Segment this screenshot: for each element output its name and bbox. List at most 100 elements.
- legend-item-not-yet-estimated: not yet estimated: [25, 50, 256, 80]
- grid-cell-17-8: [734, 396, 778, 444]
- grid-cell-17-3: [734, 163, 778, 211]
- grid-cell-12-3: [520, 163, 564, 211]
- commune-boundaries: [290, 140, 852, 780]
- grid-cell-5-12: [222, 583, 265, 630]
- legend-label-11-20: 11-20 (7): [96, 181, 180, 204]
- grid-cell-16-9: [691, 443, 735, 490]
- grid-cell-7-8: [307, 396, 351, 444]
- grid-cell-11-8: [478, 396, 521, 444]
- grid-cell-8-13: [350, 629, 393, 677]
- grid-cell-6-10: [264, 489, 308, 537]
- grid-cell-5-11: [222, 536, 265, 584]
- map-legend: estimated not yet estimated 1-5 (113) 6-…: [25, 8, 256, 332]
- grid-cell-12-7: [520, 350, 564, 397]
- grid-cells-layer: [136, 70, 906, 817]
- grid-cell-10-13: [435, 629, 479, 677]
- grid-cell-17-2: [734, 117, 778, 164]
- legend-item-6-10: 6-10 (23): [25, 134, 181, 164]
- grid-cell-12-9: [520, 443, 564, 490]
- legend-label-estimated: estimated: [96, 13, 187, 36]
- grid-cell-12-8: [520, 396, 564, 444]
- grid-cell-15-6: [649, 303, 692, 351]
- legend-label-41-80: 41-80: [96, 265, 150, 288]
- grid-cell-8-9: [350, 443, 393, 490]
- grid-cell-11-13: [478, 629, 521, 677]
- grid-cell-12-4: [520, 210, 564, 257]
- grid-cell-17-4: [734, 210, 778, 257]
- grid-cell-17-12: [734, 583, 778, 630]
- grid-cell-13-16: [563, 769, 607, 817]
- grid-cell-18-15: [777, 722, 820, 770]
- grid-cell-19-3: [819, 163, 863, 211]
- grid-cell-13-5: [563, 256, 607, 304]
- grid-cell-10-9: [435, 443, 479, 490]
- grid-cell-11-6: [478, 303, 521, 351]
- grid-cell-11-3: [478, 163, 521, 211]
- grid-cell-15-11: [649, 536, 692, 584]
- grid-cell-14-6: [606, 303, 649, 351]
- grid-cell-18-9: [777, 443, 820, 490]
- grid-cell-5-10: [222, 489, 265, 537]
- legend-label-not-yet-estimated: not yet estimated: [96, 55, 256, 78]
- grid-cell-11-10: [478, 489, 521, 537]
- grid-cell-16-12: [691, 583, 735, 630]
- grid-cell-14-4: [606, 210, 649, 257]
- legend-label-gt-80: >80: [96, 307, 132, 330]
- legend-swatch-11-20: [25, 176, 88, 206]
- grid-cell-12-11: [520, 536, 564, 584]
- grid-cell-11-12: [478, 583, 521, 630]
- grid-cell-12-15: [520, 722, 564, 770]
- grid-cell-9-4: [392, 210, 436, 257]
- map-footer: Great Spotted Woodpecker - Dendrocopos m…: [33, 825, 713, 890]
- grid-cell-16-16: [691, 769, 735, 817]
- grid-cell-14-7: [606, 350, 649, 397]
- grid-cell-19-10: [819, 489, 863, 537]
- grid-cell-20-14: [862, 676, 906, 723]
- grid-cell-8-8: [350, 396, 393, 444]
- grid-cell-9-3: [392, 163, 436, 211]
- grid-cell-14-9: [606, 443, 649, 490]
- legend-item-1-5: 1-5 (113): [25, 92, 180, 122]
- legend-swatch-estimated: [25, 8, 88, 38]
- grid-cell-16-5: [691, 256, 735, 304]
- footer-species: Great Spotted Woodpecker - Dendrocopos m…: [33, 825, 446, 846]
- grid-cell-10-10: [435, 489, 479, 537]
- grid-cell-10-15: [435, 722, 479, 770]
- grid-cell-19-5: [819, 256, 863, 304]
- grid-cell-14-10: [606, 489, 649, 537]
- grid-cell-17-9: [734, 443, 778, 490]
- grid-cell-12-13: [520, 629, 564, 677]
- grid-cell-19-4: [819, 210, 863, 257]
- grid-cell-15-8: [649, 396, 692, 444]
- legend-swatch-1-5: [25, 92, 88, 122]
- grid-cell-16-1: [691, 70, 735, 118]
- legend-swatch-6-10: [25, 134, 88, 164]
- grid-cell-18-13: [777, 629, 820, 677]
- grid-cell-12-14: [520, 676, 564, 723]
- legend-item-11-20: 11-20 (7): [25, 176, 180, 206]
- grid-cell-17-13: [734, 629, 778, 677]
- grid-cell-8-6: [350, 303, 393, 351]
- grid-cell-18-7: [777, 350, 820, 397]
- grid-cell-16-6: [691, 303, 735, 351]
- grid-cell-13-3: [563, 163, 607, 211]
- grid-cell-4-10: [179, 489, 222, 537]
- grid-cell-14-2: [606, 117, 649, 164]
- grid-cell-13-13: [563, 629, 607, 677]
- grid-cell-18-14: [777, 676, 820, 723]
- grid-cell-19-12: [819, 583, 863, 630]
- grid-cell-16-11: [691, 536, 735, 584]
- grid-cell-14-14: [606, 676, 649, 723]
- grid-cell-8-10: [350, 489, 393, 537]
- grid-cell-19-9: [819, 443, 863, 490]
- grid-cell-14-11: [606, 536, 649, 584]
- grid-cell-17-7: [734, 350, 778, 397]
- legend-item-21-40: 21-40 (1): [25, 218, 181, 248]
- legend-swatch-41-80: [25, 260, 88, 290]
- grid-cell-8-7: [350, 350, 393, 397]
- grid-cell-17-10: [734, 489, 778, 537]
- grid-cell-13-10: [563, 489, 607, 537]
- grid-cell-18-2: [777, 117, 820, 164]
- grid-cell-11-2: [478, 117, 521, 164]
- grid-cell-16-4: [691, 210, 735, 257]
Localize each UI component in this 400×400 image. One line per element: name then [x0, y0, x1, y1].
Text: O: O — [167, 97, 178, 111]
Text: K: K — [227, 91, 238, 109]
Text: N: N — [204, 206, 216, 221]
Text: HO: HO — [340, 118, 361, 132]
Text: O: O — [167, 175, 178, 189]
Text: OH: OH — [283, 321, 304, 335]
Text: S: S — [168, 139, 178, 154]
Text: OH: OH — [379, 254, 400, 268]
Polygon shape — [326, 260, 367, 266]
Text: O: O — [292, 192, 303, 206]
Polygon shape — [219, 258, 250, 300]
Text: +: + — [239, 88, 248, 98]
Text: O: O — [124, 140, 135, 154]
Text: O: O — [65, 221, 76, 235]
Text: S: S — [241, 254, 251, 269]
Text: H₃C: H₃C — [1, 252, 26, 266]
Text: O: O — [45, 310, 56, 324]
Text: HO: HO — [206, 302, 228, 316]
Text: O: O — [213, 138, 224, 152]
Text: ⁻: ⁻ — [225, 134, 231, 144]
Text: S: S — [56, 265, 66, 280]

### The problem
Please set down every line of the listing above word for word, changing nothing.

### Task answer
Segment this screenshot: for each element output its name and bbox. List at most 100 elements.
- legend-item-not-yet-estimated: not yet estimated: [25, 50, 256, 80]
- grid-cell-17-8: [734, 396, 778, 444]
- grid-cell-17-3: [734, 163, 778, 211]
- grid-cell-12-3: [520, 163, 564, 211]
- commune-boundaries: [290, 140, 852, 780]
- grid-cell-5-12: [222, 583, 265, 630]
- legend-label-11-20: 11-20 (7): [96, 181, 180, 204]
- grid-cell-16-9: [691, 443, 735, 490]
- grid-cell-7-8: [307, 396, 351, 444]
- grid-cell-11-8: [478, 396, 521, 444]
- grid-cell-8-13: [350, 629, 393, 677]
- grid-cell-6-10: [264, 489, 308, 537]
- grid-cell-5-11: [222, 536, 265, 584]
- map-legend: estimated not yet estimated 1-5 (113) 6-…: [25, 8, 256, 332]
- grid-cell-12-7: [520, 350, 564, 397]
- grid-cells-layer: [136, 70, 906, 817]
- grid-cell-10-13: [435, 629, 479, 677]
- grid-cell-17-2: [734, 117, 778, 164]
- legend-item-6-10: 6-10 (23): [25, 134, 181, 164]
- grid-cell-12-9: [520, 443, 564, 490]
- legend-label-estimated: estimated: [96, 13, 187, 36]
- grid-cell-12-8: [520, 396, 564, 444]
- grid-cell-15-6: [649, 303, 692, 351]
- legend-label-41-80: 41-80: [96, 265, 150, 288]
- grid-cell-8-9: [350, 443, 393, 490]
- grid-cell-11-13: [478, 629, 521, 677]
- grid-cell-12-4: [520, 210, 564, 257]
- grid-cell-17-4: [734, 210, 778, 257]
- grid-cell-17-12: [734, 583, 778, 630]
- grid-cell-13-16: [563, 769, 607, 817]
- grid-cell-18-15: [777, 722, 820, 770]
- grid-cell-19-3: [819, 163, 863, 211]
- grid-cell-13-5: [563, 256, 607, 304]
- grid-cell-10-9: [435, 443, 479, 490]
- grid-cell-11-6: [478, 303, 521, 351]
- grid-cell-11-3: [478, 163, 521, 211]
- grid-cell-15-11: [649, 536, 692, 584]
- grid-cell-14-6: [606, 303, 649, 351]
- grid-cell-18-9: [777, 443, 820, 490]
- grid-cell-5-10: [222, 489, 265, 537]
- legend-label-not-yet-estimated: not yet estimated: [96, 55, 256, 78]
- grid-cell-11-10: [478, 489, 521, 537]
- grid-cell-16-12: [691, 583, 735, 630]
- grid-cell-14-4: [606, 210, 649, 257]
- legend-label-gt-80: >80: [96, 307, 132, 330]
- legend-swatch-11-20: [25, 176, 88, 206]
- grid-cell-12-11: [520, 536, 564, 584]
- grid-cell-11-12: [478, 583, 521, 630]
- grid-cell-12-15: [520, 722, 564, 770]
- grid-cell-9-4: [392, 210, 436, 257]
- map-footer: Great Spotted Woodpecker - Dendrocopos m…: [33, 825, 713, 890]
- grid-cell-16-16: [691, 769, 735, 817]
- grid-cell-14-7: [606, 350, 649, 397]
- grid-cell-19-10: [819, 489, 863, 537]
- grid-cell-20-14: [862, 676, 906, 723]
- grid-cell-8-8: [350, 396, 393, 444]
- grid-cell-9-3: [392, 163, 436, 211]
- grid-cell-14-9: [606, 443, 649, 490]
- legend-item-1-5: 1-5 (113): [25, 92, 180, 122]
- legend-swatch-estimated: [25, 8, 88, 38]
- grid-cell-16-5: [691, 256, 735, 304]
- footer-species: Great Spotted Woodpecker - Dendrocopos m…: [33, 825, 446, 846]
- grid-cell-10-10: [435, 489, 479, 537]
- grid-cell-10-15: [435, 722, 479, 770]
- grid-cell-19-5: [819, 256, 863, 304]
- grid-cell-14-10: [606, 489, 649, 537]
- grid-cell-17-9: [734, 443, 778, 490]
- grid-cell-12-13: [520, 629, 564, 677]
- grid-cell-19-4: [819, 210, 863, 257]
- grid-cell-15-8: [649, 396, 692, 444]
- legend-swatch-1-5: [25, 92, 88, 122]
- grid-cell-16-1: [691, 70, 735, 118]
- legend-swatch-6-10: [25, 134, 88, 164]
- grid-cell-18-13: [777, 629, 820, 677]
- grid-cell-12-14: [520, 676, 564, 723]
- legend-item-11-20: 11-20 (7): [25, 176, 180, 206]
- grid-cell-17-13: [734, 629, 778, 677]
- grid-cell-8-6: [350, 303, 393, 351]
- grid-cell-18-7: [777, 350, 820, 397]
- grid-cell-16-6: [691, 303, 735, 351]
- grid-cell-13-3: [563, 163, 607, 211]
- grid-cell-4-10: [179, 489, 222, 537]
- grid-cell-14-2: [606, 117, 649, 164]
- grid-cell-13-13: [563, 629, 607, 677]
- grid-cell-18-14: [777, 676, 820, 723]
- grid-cell-19-12: [819, 583, 863, 630]
- grid-cell-16-11: [691, 536, 735, 584]
- grid-cell-14-14: [606, 676, 649, 723]
- grid-cell-8-10: [350, 489, 393, 537]
- grid-cell-19-9: [819, 443, 863, 490]
- grid-cell-14-11: [606, 536, 649, 584]
- grid-cell-17-7: [734, 350, 778, 397]
- legend-item-21-40: 21-40 (1): [25, 218, 181, 248]
- legend-swatch-41-80: [25, 260, 88, 290]
- grid-cell-8-7: [350, 350, 393, 397]
- grid-cell-17-10: [734, 489, 778, 537]
- grid-cell-13-10: [563, 489, 607, 537]
- grid-cell-18-2: [777, 117, 820, 164]
- grid-cell-11-2: [478, 117, 521, 164]
- grid-cell-16-4: [691, 210, 735, 257]
Localize each UI component in this 400×400 image. One line per element: name then [x0, y0, x1, y1].
Text: O: O — [167, 97, 178, 111]
Text: K: K — [227, 91, 238, 109]
Text: N: N — [204, 206, 216, 221]
Text: HO: HO — [340, 118, 361, 132]
Text: O: O — [167, 175, 178, 189]
Text: OH: OH — [283, 321, 304, 335]
Text: S: S — [168, 139, 178, 154]
Text: OH: OH — [379, 254, 400, 268]
Polygon shape — [326, 260, 367, 266]
Text: O: O — [292, 192, 303, 206]
Polygon shape — [219, 258, 250, 300]
Text: +: + — [239, 88, 248, 98]
Text: O: O — [124, 140, 135, 154]
Text: O: O — [65, 221, 76, 235]
Text: S: S — [241, 254, 251, 269]
Text: H₃C: H₃C — [1, 252, 26, 266]
Text: O: O — [45, 310, 56, 324]
Text: HO: HO — [206, 302, 228, 316]
Text: O: O — [213, 138, 224, 152]
Text: ⁻: ⁻ — [225, 134, 231, 144]
Text: S: S — [56, 265, 66, 280]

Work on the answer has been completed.